## Begin Data for processing

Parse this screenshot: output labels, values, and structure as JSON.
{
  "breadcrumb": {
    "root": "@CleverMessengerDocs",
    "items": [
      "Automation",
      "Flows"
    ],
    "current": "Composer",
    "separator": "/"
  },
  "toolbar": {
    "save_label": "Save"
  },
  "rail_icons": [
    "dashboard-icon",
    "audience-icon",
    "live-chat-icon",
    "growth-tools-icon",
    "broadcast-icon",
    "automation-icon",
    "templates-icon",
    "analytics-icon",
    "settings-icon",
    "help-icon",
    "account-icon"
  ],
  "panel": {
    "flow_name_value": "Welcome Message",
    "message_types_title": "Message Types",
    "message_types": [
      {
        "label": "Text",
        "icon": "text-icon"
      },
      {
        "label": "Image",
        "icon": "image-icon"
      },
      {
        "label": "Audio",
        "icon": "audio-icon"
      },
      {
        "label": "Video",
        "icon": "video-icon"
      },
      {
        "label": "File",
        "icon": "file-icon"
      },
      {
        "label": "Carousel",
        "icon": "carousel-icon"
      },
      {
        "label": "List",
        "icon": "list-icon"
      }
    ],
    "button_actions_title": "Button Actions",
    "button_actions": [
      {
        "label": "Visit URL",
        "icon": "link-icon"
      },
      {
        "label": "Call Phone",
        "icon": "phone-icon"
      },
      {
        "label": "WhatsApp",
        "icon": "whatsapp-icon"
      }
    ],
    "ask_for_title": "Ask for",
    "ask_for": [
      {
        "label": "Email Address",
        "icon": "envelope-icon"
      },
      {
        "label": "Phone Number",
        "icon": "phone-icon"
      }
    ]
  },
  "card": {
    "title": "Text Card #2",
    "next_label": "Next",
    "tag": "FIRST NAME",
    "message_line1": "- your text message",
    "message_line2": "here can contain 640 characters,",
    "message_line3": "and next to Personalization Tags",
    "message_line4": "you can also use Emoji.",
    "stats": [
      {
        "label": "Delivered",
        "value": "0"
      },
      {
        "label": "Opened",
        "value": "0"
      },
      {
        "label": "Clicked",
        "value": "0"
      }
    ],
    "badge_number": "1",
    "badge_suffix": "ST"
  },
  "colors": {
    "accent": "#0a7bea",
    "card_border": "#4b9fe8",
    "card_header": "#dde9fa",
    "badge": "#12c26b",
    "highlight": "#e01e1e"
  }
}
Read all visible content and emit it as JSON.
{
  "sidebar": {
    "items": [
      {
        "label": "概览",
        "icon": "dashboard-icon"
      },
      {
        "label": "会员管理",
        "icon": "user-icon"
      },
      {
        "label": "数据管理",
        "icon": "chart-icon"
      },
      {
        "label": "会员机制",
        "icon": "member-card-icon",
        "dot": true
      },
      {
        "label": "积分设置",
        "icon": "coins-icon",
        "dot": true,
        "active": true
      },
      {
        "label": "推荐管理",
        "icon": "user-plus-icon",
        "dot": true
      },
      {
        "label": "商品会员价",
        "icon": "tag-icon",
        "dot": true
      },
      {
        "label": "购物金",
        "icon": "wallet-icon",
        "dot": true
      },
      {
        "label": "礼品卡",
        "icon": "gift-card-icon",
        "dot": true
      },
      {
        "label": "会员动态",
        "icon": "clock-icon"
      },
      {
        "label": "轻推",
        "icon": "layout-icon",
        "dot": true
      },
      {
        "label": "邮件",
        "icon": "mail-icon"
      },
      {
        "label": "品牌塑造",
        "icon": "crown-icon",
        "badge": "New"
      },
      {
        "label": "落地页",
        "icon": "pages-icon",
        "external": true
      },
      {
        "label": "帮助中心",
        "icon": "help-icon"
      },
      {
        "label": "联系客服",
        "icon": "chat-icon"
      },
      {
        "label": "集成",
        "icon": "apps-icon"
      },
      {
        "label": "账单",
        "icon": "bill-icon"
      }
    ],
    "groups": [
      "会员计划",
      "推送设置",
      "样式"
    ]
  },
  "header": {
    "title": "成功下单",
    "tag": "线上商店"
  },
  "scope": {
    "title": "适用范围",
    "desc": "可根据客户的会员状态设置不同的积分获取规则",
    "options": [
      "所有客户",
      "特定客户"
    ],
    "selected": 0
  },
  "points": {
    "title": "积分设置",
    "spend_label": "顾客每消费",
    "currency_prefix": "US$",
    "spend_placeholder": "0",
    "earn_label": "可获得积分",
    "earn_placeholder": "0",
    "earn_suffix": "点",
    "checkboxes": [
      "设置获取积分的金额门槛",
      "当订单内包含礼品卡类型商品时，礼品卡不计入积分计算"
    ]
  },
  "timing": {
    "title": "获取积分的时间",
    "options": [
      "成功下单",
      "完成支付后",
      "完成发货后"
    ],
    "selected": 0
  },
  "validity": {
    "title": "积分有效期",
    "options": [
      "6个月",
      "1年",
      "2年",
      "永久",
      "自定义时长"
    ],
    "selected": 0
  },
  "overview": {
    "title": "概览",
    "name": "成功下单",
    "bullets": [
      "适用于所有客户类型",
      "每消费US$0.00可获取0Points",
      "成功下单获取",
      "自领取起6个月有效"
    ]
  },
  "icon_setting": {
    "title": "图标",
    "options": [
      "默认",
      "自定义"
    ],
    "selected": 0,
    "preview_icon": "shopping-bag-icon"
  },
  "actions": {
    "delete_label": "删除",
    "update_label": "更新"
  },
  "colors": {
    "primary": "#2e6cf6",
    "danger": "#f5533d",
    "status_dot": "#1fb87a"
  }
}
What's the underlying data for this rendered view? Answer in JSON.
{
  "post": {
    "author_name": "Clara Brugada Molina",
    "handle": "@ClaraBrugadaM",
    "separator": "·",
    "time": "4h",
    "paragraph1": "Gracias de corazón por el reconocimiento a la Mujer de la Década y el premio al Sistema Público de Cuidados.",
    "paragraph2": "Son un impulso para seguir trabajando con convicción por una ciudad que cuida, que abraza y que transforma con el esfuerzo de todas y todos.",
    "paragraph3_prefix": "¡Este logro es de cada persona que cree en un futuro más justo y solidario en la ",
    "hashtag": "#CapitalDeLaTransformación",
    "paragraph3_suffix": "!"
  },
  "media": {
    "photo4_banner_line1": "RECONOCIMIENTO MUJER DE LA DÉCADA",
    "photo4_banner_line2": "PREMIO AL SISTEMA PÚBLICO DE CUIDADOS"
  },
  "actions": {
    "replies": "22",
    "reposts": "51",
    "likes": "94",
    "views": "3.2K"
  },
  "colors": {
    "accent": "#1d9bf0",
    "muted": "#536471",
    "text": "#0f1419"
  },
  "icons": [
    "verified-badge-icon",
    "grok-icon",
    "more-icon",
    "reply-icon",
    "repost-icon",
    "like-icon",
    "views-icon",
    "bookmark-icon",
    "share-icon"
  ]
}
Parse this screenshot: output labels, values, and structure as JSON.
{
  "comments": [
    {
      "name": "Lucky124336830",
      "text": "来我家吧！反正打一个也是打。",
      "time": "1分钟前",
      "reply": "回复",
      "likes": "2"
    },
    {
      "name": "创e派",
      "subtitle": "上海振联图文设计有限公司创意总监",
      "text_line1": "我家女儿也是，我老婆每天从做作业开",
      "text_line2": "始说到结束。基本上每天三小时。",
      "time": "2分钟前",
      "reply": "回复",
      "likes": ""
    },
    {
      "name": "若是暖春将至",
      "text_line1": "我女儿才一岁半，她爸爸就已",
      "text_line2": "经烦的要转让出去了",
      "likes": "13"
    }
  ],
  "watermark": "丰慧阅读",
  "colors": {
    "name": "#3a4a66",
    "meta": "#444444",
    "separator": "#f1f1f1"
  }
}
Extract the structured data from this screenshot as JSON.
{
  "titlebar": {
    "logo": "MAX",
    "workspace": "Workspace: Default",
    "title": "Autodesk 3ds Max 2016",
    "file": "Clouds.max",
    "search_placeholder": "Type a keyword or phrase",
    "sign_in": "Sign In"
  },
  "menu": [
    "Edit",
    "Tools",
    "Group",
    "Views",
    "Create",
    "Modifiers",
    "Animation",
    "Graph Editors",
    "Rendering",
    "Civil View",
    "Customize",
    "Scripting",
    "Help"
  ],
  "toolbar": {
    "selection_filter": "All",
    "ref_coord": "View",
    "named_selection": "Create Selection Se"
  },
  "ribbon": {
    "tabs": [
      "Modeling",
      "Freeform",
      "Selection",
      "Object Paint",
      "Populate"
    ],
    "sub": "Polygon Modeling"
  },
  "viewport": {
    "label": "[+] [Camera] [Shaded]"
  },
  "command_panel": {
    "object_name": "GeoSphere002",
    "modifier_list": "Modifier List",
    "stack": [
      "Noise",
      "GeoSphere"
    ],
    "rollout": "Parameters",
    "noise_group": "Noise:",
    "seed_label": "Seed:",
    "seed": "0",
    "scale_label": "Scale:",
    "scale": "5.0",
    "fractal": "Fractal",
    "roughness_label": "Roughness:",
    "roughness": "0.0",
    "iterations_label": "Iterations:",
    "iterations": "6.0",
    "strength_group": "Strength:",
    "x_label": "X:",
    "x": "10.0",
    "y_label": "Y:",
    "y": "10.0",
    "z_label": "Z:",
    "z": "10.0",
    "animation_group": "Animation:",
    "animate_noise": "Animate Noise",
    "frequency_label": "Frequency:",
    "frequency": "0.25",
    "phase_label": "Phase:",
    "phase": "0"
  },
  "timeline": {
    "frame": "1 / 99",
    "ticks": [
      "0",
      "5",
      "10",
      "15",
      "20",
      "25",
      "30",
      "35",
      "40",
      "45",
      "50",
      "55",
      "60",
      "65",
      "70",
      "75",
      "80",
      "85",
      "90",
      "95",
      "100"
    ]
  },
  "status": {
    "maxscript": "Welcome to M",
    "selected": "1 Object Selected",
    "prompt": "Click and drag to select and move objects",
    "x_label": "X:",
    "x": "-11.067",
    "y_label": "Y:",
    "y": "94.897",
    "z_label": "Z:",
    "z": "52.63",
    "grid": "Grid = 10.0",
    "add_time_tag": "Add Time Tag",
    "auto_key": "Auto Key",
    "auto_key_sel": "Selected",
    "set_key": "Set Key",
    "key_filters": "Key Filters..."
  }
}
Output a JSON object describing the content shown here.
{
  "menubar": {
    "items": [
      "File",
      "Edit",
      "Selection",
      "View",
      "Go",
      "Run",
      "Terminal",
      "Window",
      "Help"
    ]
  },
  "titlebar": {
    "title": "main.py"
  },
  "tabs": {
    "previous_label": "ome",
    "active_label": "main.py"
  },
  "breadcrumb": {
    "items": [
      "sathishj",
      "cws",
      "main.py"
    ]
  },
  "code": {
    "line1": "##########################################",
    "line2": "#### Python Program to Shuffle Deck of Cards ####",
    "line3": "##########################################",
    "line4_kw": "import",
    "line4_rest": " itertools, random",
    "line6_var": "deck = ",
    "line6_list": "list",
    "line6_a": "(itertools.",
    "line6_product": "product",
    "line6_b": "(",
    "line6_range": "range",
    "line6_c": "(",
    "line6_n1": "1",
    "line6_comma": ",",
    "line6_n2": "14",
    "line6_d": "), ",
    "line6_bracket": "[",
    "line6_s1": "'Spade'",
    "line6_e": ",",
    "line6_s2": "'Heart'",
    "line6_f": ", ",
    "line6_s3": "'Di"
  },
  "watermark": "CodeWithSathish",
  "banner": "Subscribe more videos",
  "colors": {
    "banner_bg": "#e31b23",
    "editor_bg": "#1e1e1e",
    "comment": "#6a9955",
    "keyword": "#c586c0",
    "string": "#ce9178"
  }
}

## End Data for processing

# [Instruction]
Can you quote exactly the lines from the one containing "Output a JSON" through the last line of the records above, and nothing else?

# [Output for this exercise]
Output a JSON object describing the content shown here.
{
  "menubar": {
    "items": [
      "File",
      "Edit",
      "Selection",
      "View",
      "Go",
      "Run",
      "Terminal",
      "Window",
      "Help"
    ]
  },
  "titlebar": {
    "title": "main.py"
  },
  "tabs": {
    "previous_label": "ome",
    "active_label": "main.py"
  },
  "breadcrumb": {
    "items": [
      "sathishj",
      "cws",
      "main.py"
    ]
  },
  "code": {
    "line1": "##########################################",
    "line2": "#### Python Program to Shuffle Deck of Cards ####",
    "line3": "##########################################",
    "line4_kw": "import",
    "line4_rest": " itertools, random",
    "line6_var": "deck = ",
    "line6_list": "list",
    "line6_a": "(itertools.",
    "line6_product": "product",
    "line6_b": "(",
    "line6_range": "range",
    "line6_c": "(",
    "line6_n1": "1",
    "line6_comma": ",",
    "line6_n2": "14",
    "line6_d": "), ",
    "line6_bracket": "[",
    "line6_s1": "'Spade'",
    "line6_e": ",",
    "line6_s2": "'Heart'",
    "line6_f": ", ",
    "line6_s3": "'Di"
  },
  "watermark": "CodeWithSathish",
  "banner": "Subscribe more videos",
  "colors": {
    "banner_bg": "#e31b23",
    "editor_bg": "#1e1e1e",
    "comment": "#6a9955",
    "keyword": "#c586c0",
    "string": "#ce9178"
  }
}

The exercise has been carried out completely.